> [Set problem]: Give the entries again, word for word.

-- -- --

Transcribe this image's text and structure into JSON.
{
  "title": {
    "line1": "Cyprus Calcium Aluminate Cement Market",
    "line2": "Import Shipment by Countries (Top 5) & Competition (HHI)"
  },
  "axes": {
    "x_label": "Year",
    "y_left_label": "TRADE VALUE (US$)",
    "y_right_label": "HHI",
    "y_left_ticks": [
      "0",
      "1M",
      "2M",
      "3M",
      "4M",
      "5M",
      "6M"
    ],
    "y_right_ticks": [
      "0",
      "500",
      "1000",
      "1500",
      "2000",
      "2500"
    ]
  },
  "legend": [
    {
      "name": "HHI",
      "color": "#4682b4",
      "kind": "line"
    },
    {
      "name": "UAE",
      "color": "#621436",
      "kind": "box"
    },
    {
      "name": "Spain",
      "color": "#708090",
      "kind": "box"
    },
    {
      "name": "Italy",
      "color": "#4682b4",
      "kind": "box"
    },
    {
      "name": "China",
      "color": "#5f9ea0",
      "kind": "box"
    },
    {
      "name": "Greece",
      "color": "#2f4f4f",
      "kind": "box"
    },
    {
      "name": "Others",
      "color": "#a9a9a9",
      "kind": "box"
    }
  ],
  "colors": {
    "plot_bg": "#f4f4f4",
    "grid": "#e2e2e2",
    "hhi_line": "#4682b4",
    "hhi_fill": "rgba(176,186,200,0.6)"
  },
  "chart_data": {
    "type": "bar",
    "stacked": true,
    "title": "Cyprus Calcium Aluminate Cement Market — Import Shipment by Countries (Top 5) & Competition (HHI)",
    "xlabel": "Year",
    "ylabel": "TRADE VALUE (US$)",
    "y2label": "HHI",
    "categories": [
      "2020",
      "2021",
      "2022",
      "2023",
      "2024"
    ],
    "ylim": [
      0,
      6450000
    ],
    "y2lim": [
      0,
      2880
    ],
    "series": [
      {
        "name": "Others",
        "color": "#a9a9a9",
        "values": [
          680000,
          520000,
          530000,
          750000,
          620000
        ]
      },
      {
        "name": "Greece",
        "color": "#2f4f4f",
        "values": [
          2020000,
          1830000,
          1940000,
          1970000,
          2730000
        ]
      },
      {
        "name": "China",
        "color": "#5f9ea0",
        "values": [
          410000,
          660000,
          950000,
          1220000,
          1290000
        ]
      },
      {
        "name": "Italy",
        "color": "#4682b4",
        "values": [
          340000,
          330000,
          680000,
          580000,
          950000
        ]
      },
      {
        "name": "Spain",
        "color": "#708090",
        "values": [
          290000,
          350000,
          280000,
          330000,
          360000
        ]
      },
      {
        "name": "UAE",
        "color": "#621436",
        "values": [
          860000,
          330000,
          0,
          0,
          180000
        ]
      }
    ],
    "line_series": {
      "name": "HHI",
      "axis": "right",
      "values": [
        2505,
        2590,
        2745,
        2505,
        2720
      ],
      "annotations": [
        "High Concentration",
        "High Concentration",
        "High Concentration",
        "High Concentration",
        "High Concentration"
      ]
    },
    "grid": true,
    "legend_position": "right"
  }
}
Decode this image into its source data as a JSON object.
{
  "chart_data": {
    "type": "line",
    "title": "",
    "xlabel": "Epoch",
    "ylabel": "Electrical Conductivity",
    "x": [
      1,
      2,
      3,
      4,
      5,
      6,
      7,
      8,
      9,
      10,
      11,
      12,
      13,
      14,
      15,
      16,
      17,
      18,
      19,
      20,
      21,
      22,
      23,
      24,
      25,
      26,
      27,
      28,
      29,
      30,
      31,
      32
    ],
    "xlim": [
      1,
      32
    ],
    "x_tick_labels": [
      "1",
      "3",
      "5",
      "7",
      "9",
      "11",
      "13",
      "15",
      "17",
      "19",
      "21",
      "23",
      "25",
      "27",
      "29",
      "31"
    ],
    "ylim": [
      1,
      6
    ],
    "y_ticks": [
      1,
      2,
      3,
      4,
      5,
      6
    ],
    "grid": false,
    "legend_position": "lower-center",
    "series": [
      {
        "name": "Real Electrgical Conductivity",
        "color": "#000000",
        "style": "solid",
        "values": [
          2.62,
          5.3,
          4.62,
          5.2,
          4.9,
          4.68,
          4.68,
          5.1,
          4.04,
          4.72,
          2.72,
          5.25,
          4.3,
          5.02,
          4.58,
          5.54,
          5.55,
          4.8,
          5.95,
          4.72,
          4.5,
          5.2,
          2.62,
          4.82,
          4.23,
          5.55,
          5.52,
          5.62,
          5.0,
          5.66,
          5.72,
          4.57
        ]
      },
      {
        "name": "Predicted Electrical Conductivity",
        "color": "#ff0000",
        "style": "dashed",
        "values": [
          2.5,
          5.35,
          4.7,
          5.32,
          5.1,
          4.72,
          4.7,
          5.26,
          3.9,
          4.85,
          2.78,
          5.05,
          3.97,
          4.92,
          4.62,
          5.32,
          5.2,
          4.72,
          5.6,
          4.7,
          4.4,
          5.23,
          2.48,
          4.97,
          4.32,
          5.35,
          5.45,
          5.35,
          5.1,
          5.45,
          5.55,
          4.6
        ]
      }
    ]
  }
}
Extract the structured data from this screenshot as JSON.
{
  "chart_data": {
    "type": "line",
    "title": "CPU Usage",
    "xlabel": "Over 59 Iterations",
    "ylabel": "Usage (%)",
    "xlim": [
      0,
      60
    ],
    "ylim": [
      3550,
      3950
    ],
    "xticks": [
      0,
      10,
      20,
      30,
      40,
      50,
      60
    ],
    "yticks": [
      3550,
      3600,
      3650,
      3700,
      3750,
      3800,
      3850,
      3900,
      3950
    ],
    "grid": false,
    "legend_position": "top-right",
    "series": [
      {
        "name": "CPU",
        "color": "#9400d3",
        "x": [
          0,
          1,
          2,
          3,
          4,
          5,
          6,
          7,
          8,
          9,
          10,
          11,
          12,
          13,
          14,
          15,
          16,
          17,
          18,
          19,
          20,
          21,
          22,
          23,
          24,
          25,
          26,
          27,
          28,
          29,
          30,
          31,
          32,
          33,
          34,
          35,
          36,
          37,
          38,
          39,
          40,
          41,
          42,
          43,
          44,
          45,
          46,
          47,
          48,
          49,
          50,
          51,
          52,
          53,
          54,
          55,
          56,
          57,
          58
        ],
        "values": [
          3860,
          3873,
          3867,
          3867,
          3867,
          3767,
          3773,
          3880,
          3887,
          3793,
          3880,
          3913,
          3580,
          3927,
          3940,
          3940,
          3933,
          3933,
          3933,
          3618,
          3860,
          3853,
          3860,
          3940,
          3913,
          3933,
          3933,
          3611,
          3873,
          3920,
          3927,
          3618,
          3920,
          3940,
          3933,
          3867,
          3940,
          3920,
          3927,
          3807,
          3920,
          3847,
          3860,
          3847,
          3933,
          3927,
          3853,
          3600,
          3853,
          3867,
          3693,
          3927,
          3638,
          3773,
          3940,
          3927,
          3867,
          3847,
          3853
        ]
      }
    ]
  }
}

-- -- --

> [Written response]:
Transcribe this image's text and structure into JSON.
{
  "title": {
    "line1": "Cyprus Calcium Aluminate Cement Market",
    "line2": "Import Shipment by Countries (Top 5) & Competition (HHI)"
  },
  "axes": {
    "x_label": "Year",
    "y_left_label": "TRADE VALUE (US$)",
    "y_right_label": "HHI",
    "y_left_ticks": [
      "0",
      "1M",
      "2M",
      "3M",
      "4M",
      "5M",
      "6M"
    ],
    "y_right_ticks": [
      "0",
      "500",
      "1000",
      "1500",
      "2000",
      "2500"
    ]
  },
  "legend": [
    {
      "name": "HHI",
      "color": "#4682b4",
      "kind": "line"
    },
    {
      "name": "UAE",
      "color": "#621436",
      "kind": "box"
    },
    {
      "name": "Spain",
      "color": "#708090",
      "kind": "box"
    },
    {
      "name": "Italy",
      "color": "#4682b4",
      "kind": "box"
    },
    {
      "name": "China",
      "color": "#5f9ea0",
      "kind": "box"
    },
    {
      "name": "Greece",
      "color": "#2f4f4f",
      "kind": "box"
    },
    {
      "name": "Others",
      "color": "#a9a9a9",
      "kind": "box"
    }
  ],
  "colors": {
    "plot_bg": "#f4f4f4",
    "grid": "#e2e2e2",
    "hhi_line": "#4682b4",
    "hhi_fill": "rgba(176,186,200,0.6)"
  },
  "chart_data": {
    "type": "bar",
    "stacked": true,
    "title": "Cyprus Calcium Aluminate Cement Market — Import Shipment by Countries (Top 5) & Competition (HHI)",
    "xlabel": "Year",
    "ylabel": "TRADE VALUE (US$)",
    "y2label": "HHI",
    "categories": [
      "2020",
      "2021",
      "2022",
      "2023",
      "2024"
    ],
    "ylim": [
      0,
      6450000
    ],
    "y2lim": [
      0,
      2880
    ],
    "series": [
      {
        "name": "Others",
        "color": "#a9a9a9",
        "values": [
          680000,
          520000,
          530000,
          750000,
          620000
        ]
      },
      {
        "name": "Greece",
        "color": "#2f4f4f",
        "values": [
          2020000,
          1830000,
          1940000,
          1970000,
          2730000
        ]
      },
      {
        "name": "China",
        "color": "#5f9ea0",
        "values": [
          410000,
          660000,
          950000,
          1220000,
          1290000
        ]
      },
      {
        "name": "Italy",
        "color": "#4682b4",
        "values": [
          340000,
          330000,
          680000,
          580000,
          950000
        ]
      },
      {
        "name": "Spain",
        "color": "#708090",
        "values": [
          290000,
          350000,
          280000,
          330000,
          360000
        ]
      },
      {
        "name": "UAE",
        "color": "#621436",
        "values": [
          860000,
          330000,
          0,
          0,
          180000
        ]
      }
    ],
    "line_series": {
      "name": "HHI",
      "axis": "right",
      "values": [
        2505,
        2590,
        2745,
        2505,
        2720
      ],
      "annotations": [
        "High Concentration",
        "High Concentration",
        "High Concentration",
        "High Concentration",
        "High Concentration"
      ]
    },
    "grid": true,
    "legend_position": "right"
  }
}
Decode this image into its source data as a JSON object.
{
  "chart_data": {
    "type": "line",
    "title": "",
    "xlabel": "Epoch",
    "ylabel": "Electrical Conductivity",
    "x": [
      1,
      2,
      3,
      4,
      5,
      6,
      7,
      8,
      9,
      10,
      11,
      12,
      13,
      14,
      15,
      16,
      17,
      18,
      19,
      20,
      21,
      22,
      23,
      24,
      25,
      26,
      27,
      28,
      29,
      30,
      31,
      32
    ],
    "xlim": [
      1,
      32
    ],
    "x_tick_labels": [
      "1",
      "3",
      "5",
      "7",
      "9",
      "11",
      "13",
      "15",
      "17",
      "19",
      "21",
      "23",
      "25",
      "27",
      "29",
      "31"
    ],
    "ylim": [
      1,
      6
    ],
    "y_ticks": [
      1,
      2,
      3,
      4,
      5,
      6
    ],
    "grid": false,
    "legend_position": "lower-center",
    "series": [
      {
        "name": "Real Electrgical Conductivity",
        "color": "#000000",
        "style": "solid",
        "values": [
          2.62,
          5.3,
          4.62,
          5.2,
          4.9,
          4.68,
          4.68,
          5.1,
          4.04,
          4.72,
          2.72,
          5.25,
          4.3,
          5.02,
          4.58,
          5.54,
          5.55,
          4.8,
          5.95,
          4.72,
          4.5,
          5.2,
          2.62,
          4.82,
          4.23,
          5.55,
          5.52,
          5.62,
          5.0,
          5.66,
          5.72,
          4.57
        ]
      },
      {
        "name": "Predicted Electrical Conductivity",
        "color": "#ff0000",
        "style": "dashed",
        "values": [
          2.5,
          5.35,
          4.7,
          5.32,
          5.1,
          4.72,
          4.7,
          5.26,
          3.9,
          4.85,
          2.78,
          5.05,
          3.97,
          4.92,
          4.62,
          5.32,
          5.2,
          4.72,
          5.6,
          4.7,
          4.4,
          5.23,
          2.48,
          4.97,
          4.32,
          5.35,
          5.45,
          5.35,
          5.1,
          5.45,
          5.55,
          4.6
        ]
      }
    ]
  }
}
Extract the structured data from this screenshot as JSON.
{
  "chart_data": {
    "type": "line",
    "title": "CPU Usage",
    "xlabel": "Over 59 Iterations",
    "ylabel": "Usage (%)",
    "xlim": [
      0,
      60
    ],
    "ylim": [
      3550,
      3950
    ],
    "xticks": [
      0,
      10,
      20,
      30,
      40,
      50,
      60
    ],
    "yticks": [
      3550,
      3600,
      3650,
      3700,
      3750,
      3800,
      3850,
      3900,
      3950
    ],
    "grid": false,
    "legend_position": "top-right",
    "series": [
      {
        "name": "CPU",
        "color": "#9400d3",
        "x": [
          0,
          1,
          2,
          3,
          4,
          5,
          6,
          7,
          8,
          9,
          10,
          11,
          12,
          13,
          14,
          15,
          16,
          17,
          18,
          19,
          20,
          21,
          22,
          23,
          24,
          25,
          26,
          27,
          28,
          29,
          30,
          31,
          32,
          33,
          34,
          35,
          36,
          37,
          38,
          39,
          40,
          41,
          42,
          43,
          44,
          45,
          46,
          47,
          48,
          49,
          50,
          51,
          52,
          53,
          54,
          55,
          56,
          57,
          58
        ],
        "values": [
          3860,
          3873,
          3867,
          3867,
          3867,
          3767,
          3773,
          3880,
          3887,
          3793,
          3880,
          3913,
          3580,
          3927,
          3940,
          3940,
          3933,
          3933,
          3933,
          3618,
          3860,
          3853,
          3860,
          3940,
          3913,
          3933,
          3933,
          3611,
          3873,
          3920,
          3927,
          3618,
          3920,
          3940,
          3933,
          3867,
          3940,
          3920,
          3927,
          3807,
          3920,
          3847,
          3860,
          3847,
          3933,
          3927,
          3853,
          3600,
          3853,
          3867,
          3693,
          3927,
          3638,
          3773,
          3940,
          3927,
          3867,
          3847,
          3853
        ]
      }
    ]
  }
}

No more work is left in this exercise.